**Aim:**
Check every line below for the string "Kangaroo", and copy the lines that contain it.

----

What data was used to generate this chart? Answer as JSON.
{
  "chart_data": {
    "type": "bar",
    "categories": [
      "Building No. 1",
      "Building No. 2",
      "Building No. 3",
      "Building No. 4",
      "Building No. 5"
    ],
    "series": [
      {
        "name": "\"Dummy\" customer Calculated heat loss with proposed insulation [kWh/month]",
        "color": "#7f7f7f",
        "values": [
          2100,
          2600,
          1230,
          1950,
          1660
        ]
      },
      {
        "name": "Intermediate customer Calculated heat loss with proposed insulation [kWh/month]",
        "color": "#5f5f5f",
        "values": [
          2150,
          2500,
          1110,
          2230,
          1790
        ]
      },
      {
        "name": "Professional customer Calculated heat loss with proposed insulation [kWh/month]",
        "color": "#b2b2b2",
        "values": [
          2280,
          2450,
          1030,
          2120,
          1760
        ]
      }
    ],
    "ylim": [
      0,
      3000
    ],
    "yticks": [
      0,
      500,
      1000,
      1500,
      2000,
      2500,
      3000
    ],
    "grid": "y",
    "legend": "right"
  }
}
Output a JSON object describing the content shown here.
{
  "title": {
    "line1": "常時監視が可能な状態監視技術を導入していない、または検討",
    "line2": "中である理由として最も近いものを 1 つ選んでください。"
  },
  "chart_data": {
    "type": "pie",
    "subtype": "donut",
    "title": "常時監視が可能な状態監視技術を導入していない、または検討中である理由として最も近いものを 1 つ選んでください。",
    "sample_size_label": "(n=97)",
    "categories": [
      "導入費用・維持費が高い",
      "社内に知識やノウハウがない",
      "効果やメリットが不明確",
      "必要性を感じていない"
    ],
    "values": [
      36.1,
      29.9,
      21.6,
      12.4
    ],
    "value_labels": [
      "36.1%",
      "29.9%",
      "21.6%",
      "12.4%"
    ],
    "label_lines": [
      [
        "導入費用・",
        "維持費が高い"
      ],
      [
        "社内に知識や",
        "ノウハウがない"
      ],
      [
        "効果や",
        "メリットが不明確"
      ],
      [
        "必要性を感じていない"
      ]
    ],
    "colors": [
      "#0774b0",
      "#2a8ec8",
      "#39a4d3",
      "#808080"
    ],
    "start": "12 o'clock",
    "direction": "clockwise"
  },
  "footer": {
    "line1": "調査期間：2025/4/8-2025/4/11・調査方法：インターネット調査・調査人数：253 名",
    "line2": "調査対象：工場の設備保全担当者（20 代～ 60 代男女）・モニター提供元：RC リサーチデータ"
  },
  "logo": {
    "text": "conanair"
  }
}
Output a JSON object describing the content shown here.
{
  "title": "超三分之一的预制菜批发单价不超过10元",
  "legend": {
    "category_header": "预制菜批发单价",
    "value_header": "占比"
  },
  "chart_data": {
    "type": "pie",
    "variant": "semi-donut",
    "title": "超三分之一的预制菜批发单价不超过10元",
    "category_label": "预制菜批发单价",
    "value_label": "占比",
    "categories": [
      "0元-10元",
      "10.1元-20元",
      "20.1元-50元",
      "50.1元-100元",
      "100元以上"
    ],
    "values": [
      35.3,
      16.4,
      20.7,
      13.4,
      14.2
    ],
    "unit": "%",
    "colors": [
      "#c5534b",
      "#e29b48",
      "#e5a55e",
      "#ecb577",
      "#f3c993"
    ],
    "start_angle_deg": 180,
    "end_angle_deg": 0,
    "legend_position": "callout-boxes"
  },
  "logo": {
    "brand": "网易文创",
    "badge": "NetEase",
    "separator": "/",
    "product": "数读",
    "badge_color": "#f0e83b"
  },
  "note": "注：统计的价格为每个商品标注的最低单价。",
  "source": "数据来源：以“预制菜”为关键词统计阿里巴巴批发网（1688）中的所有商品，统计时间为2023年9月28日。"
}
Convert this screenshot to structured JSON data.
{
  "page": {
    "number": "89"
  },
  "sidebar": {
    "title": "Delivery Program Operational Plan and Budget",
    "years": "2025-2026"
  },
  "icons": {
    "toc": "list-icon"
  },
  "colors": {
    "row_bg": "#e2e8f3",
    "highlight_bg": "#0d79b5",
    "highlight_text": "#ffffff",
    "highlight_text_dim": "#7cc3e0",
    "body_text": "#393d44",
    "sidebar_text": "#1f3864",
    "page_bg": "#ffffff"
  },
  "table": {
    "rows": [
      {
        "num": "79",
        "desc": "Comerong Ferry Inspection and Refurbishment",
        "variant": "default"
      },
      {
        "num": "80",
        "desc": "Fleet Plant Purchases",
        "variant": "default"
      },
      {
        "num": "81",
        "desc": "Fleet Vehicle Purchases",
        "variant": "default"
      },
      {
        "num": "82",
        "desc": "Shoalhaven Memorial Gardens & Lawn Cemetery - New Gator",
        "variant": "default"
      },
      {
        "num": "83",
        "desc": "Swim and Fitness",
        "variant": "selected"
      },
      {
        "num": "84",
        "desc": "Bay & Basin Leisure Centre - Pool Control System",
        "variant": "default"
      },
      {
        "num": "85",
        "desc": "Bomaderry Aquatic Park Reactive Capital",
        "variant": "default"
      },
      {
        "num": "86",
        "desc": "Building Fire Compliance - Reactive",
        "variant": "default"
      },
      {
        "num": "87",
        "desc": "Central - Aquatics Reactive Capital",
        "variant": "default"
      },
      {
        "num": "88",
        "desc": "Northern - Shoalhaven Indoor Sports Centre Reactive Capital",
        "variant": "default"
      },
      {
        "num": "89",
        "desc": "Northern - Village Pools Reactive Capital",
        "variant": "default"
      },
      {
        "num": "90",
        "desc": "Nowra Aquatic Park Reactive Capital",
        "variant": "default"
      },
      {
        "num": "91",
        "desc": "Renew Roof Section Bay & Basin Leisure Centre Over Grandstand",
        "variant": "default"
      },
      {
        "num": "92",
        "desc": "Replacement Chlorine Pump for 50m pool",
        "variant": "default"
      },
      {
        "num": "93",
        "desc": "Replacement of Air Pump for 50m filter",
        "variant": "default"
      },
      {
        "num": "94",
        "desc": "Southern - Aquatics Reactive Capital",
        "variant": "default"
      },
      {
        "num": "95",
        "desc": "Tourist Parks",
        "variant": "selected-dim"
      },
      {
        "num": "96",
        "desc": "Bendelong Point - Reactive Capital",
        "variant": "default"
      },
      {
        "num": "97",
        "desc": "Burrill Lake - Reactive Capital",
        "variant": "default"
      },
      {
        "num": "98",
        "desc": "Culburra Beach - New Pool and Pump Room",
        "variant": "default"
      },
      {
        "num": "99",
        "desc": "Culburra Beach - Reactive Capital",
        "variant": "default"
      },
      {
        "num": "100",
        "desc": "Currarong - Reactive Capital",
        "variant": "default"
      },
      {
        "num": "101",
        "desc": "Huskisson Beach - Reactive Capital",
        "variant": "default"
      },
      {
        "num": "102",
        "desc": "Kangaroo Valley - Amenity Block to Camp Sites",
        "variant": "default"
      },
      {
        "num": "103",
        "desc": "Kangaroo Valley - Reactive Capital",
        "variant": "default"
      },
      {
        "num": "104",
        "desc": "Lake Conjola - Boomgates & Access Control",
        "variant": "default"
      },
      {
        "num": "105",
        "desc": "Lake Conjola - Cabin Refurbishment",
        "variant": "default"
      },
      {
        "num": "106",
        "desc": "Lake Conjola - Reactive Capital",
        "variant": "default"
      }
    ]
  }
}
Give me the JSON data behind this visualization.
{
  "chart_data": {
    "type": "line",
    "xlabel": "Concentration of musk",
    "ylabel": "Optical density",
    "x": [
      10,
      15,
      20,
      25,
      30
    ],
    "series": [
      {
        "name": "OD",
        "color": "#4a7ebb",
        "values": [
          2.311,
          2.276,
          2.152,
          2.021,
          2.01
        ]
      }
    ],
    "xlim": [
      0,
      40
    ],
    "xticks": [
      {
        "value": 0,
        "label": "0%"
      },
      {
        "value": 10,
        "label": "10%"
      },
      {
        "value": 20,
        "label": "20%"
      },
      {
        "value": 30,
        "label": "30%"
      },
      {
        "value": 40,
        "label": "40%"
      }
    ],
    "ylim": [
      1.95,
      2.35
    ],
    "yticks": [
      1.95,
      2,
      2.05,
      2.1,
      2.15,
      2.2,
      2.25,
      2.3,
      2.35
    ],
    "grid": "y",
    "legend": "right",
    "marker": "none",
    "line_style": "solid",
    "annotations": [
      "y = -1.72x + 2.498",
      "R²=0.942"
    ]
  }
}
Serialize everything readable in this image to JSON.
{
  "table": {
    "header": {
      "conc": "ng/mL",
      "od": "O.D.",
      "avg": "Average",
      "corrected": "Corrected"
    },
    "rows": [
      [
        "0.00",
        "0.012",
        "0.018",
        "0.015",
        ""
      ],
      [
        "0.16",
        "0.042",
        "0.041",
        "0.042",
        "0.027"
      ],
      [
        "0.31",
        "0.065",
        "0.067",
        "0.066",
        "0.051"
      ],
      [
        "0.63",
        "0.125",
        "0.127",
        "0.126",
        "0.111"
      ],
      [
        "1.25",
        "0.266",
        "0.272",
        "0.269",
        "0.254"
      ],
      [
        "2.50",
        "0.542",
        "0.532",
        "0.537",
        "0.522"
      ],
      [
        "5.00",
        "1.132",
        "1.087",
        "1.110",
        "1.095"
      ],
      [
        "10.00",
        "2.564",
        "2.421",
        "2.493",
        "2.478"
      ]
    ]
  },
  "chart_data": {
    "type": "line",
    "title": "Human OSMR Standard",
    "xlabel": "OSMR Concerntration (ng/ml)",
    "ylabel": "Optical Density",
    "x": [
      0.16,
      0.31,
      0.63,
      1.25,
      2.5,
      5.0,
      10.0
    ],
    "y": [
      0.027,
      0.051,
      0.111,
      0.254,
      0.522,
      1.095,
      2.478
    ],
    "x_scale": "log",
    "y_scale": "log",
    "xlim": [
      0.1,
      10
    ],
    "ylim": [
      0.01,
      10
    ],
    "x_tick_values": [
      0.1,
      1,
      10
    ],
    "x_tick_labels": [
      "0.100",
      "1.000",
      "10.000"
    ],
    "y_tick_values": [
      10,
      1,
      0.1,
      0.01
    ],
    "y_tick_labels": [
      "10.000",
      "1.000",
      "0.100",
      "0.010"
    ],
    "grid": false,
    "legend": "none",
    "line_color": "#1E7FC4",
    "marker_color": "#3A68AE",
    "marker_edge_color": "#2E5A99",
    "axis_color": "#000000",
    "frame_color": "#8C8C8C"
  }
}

----

**Full output:**
        "desc": "Kangaroo Valley - Amenity Block to Camp Sites",
        "desc": "Kangaroo Valley - Reactive Capital",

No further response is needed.